- **REQUIREMENTS**:
Write out the entries below once more, exactly.

**** MATERIAL SUPPLIED ****

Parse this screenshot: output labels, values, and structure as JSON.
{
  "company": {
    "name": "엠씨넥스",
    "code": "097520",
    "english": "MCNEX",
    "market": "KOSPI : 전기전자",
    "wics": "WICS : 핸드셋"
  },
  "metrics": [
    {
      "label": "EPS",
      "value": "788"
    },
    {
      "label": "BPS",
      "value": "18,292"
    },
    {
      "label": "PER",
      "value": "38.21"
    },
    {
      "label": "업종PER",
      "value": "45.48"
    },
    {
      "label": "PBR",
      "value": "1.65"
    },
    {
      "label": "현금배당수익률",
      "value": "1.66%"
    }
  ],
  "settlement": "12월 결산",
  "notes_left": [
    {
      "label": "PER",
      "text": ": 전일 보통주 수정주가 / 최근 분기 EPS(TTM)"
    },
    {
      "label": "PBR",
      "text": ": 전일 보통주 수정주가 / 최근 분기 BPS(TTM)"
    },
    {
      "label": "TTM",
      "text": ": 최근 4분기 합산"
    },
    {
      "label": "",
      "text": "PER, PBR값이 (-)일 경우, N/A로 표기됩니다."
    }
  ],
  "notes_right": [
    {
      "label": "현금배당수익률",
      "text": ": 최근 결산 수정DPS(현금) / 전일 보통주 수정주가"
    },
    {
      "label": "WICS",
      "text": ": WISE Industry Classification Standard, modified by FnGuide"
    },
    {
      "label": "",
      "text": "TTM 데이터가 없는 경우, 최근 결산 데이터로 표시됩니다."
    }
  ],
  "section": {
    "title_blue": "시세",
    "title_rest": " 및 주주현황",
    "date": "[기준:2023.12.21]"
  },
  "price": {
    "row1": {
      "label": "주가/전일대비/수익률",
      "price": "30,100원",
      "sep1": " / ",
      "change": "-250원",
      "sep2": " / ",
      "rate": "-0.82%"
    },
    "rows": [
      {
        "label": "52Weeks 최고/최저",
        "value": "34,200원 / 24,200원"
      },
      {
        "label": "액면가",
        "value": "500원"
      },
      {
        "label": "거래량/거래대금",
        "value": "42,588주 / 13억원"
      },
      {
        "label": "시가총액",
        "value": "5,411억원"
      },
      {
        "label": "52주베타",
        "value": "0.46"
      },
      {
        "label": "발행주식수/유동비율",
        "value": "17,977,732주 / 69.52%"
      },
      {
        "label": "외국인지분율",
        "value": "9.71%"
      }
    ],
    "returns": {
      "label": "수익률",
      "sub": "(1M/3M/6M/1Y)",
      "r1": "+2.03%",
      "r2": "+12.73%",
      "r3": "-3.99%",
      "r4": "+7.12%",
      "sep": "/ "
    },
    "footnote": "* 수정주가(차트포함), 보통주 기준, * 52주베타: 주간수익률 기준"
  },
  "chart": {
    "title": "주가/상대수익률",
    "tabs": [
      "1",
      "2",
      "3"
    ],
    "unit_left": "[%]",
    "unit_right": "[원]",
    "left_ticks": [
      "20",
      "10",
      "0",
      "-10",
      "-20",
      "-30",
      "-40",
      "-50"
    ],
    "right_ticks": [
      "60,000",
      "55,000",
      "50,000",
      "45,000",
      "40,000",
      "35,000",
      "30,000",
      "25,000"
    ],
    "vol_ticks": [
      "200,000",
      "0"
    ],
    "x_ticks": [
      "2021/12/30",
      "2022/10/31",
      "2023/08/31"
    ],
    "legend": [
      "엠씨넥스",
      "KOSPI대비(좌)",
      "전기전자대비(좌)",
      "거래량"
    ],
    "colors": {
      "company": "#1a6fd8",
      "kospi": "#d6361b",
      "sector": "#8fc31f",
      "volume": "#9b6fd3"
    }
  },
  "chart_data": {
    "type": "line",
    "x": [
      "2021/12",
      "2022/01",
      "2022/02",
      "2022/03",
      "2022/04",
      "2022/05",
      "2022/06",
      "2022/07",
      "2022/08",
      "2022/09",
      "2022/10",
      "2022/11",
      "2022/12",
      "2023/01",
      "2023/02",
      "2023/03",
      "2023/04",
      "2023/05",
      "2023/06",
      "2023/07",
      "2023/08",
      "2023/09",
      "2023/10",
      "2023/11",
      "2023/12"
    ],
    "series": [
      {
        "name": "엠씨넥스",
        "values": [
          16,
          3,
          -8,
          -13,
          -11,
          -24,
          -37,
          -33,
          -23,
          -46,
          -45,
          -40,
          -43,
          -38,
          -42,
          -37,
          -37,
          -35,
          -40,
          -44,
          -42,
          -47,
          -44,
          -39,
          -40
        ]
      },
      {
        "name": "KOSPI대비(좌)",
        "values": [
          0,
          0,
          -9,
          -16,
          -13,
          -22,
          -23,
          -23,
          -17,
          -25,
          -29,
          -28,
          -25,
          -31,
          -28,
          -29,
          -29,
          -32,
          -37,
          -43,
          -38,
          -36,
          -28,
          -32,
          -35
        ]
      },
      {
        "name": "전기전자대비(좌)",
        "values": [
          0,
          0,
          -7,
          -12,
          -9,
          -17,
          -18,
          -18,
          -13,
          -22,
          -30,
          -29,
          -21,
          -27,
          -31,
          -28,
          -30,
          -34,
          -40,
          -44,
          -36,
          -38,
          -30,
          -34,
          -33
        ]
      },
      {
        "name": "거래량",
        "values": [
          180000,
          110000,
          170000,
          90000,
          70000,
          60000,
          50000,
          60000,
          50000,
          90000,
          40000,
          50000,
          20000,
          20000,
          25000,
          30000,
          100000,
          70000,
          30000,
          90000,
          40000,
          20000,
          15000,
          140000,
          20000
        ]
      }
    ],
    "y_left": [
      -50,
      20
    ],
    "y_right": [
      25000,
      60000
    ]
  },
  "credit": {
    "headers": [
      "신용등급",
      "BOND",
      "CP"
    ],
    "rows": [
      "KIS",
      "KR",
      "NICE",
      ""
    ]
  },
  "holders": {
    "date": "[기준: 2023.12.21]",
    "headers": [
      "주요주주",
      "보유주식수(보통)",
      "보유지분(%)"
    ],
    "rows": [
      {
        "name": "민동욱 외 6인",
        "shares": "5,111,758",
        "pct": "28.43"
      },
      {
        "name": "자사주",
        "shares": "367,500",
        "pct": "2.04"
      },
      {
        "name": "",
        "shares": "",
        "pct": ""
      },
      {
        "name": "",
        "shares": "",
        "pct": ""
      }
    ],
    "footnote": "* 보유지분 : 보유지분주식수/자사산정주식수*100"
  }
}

****

- **ANSWER TO THIS PROBLEM**:
Parse this screenshot: output labels, values, and structure as JSON.
{
  "company": {
    "name": "엠씨넥스",
    "code": "097520",
    "english": "MCNEX",
    "market": "KOSPI : 전기전자",
    "wics": "WICS : 핸드셋"
  },
  "metrics": [
    {
      "label": "EPS",
      "value": "788"
    },
    {
      "label": "BPS",
      "value": "18,292"
    },
    {
      "label": "PER",
      "value": "38.21"
    },
    {
      "label": "업종PER",
      "value": "45.48"
    },
    {
      "label": "PBR",
      "value": "1.65"
    },
    {
      "label": "현금배당수익률",
      "value": "1.66%"
    }
  ],
  "settlement": "12월 결산",
  "notes_left": [
    {
      "label": "PER",
      "text": ": 전일 보통주 수정주가 / 최근 분기 EPS(TTM)"
    },
    {
      "label": "PBR",
      "text": ": 전일 보통주 수정주가 / 최근 분기 BPS(TTM)"
    },
    {
      "label": "TTM",
      "text": ": 최근 4분기 합산"
    },
    {
      "label": "",
      "text": "PER, PBR값이 (-)일 경우, N/A로 표기됩니다."
    }
  ],
  "notes_right": [
    {
      "label": "현금배당수익률",
      "text": ": 최근 결산 수정DPS(현금) / 전일 보통주 수정주가"
    },
    {
      "label": "WICS",
      "text": ": WISE Industry Classification Standard, modified by FnGuide"
    },
    {
      "label": "",
      "text": "TTM 데이터가 없는 경우, 최근 결산 데이터로 표시됩니다."
    }
  ],
  "section": {
    "title_blue": "시세",
    "title_rest": " 및 주주현황",
    "date": "[기준:2023.12.21]"
  },
  "price": {
    "row1": {
      "label": "주가/전일대비/수익률",
      "price": "30,100원",
      "sep1": " / ",
      "change": "-250원",
      "sep2": " / ",
      "rate": "-0.82%"
    },
    "rows": [
      {
        "label": "52Weeks 최고/최저",
        "value": "34,200원 / 24,200원"
      },
      {
        "label": "액면가",
        "value": "500원"
      },
      {
        "label": "거래량/거래대금",
        "value": "42,588주 / 13억원"
      },
      {
        "label": "시가총액",
        "value": "5,411억원"
      },
      {
        "label": "52주베타",
        "value": "0.46"
      },
      {
        "label": "발행주식수/유동비율",
        "value": "17,977,732주 / 69.52%"
      },
      {
        "label": "외국인지분율",
        "value": "9.71%"
      }
    ],
    "returns": {
      "label": "수익률",
      "sub": "(1M/3M/6M/1Y)",
      "r1": "+2.03%",
      "r2": "+12.73%",
      "r3": "-3.99%",
      "r4": "+7.12%",
      "sep": "/ "
    },
    "footnote": "* 수정주가(차트포함), 보통주 기준, * 52주베타: 주간수익률 기준"
  },
  "chart": {
    "title": "주가/상대수익률",
    "tabs": [
      "1",
      "2",
      "3"
    ],
    "unit_left": "[%]",
    "unit_right": "[원]",
    "left_ticks": [
      "20",
      "10",
      "0",
      "-10",
      "-20",
      "-30",
      "-40",
      "-50"
    ],
    "right_ticks": [
      "60,000",
      "55,000",
      "50,000",
      "45,000",
      "40,000",
      "35,000",
      "30,000",
      "25,000"
    ],
    "vol_ticks": [
      "200,000",
      "0"
    ],
    "x_ticks": [
      "2021/12/30",
      "2022/10/31",
      "2023/08/31"
    ],
    "legend": [
      "엠씨넥스",
      "KOSPI대비(좌)",
      "전기전자대비(좌)",
      "거래량"
    ],
    "colors": {
      "company": "#1a6fd8",
      "kospi": "#d6361b",
      "sector": "#8fc31f",
      "volume": "#9b6fd3"
    }
  },
  "chart_data": {
    "type": "line",
    "x": [
      "2021/12",
      "2022/01",
      "2022/02",
      "2022/03",
      "2022/04",
      "2022/05",
      "2022/06",
      "2022/07",
      "2022/08",
      "2022/09",
      "2022/10",
      "2022/11",
      "2022/12",
      "2023/01",
      "2023/02",
      "2023/03",
      "2023/04",
      "2023/05",
      "2023/06",
      "2023/07",
      "2023/08",
      "2023/09",
      "2023/10",
      "2023/11",
      "2023/12"
    ],
    "series": [
      {
        "name": "엠씨넥스",
        "values": [
          16,
          3,
          -8,
          -13,
          -11,
          -24,
          -37,
          -33,
          -23,
          -46,
          -45,
          -40,
          -43,
          -38,
          -42,
          -37,
          -37,
          -35,
          -40,
          -44,
          -42,
          -47,
          -44,
          -39,
          -40
        ]
      },
      {
        "name": "KOSPI대비(좌)",
        "values": [
          0,
          0,
          -9,
          -16,
          -13,
          -22,
          -23,
          -23,
          -17,
          -25,
          -29,
          -28,
          -25,
          -31,
          -28,
          -29,
          -29,
          -32,
          -37,
          -43,
          -38,
          -36,
          -28,
          -32,
          -35
        ]
      },
      {
        "name": "전기전자대비(좌)",
        "values": [
          0,
          0,
          -7,
          -12,
          -9,
          -17,
          -18,
          -18,
          -13,
          -22,
          -30,
          -29,
          -21,
          -27,
          -31,
          -28,
          -30,
          -34,
          -40,
          -44,
          -36,
          -38,
          -30,
          -34,
          -33
        ]
      },
      {
        "name": "거래량",
        "values": [
          180000,
          110000,
          170000,
          90000,
          70000,
          60000,
          50000,
          60000,
          50000,
          90000,
          40000,
          50000,
          20000,
          20000,
          25000,
          30000,
          100000,
          70000,
          30000,
          90000,
          40000,
          20000,
          15000,
          140000,
          20000
        ]
      }
    ],
    "y_left": [
      -50,
      20
    ],
    "y_right": [
      25000,
      60000
    ]
  },
  "credit": {
    "headers": [
      "신용등급",
      "BOND",
      "CP"
    ],
    "rows": [
      "KIS",
      "KR",
      "NICE",
      ""
    ]
  },
  "holders": {
    "date": "[기준: 2023.12.21]",
    "headers": [
      "주요주주",
      "보유주식수(보통)",
      "보유지분(%)"
    ],
    "rows": [
      {
        "name": "민동욱 외 6인",
        "shares": "5,111,758",
        "pct": "28.43"
      },
      {
        "name": "자사주",
        "shares": "367,500",
        "pct": "2.04"
      },
      {
        "name": "",
        "shares": "",
        "pct": ""
      },
      {
        "name": "",
        "shares": "",
        "pct": ""
      }
    ],
    "footnote": "* 보유지분 : 보유지분주식수/자사산정주식수*100"
  }
}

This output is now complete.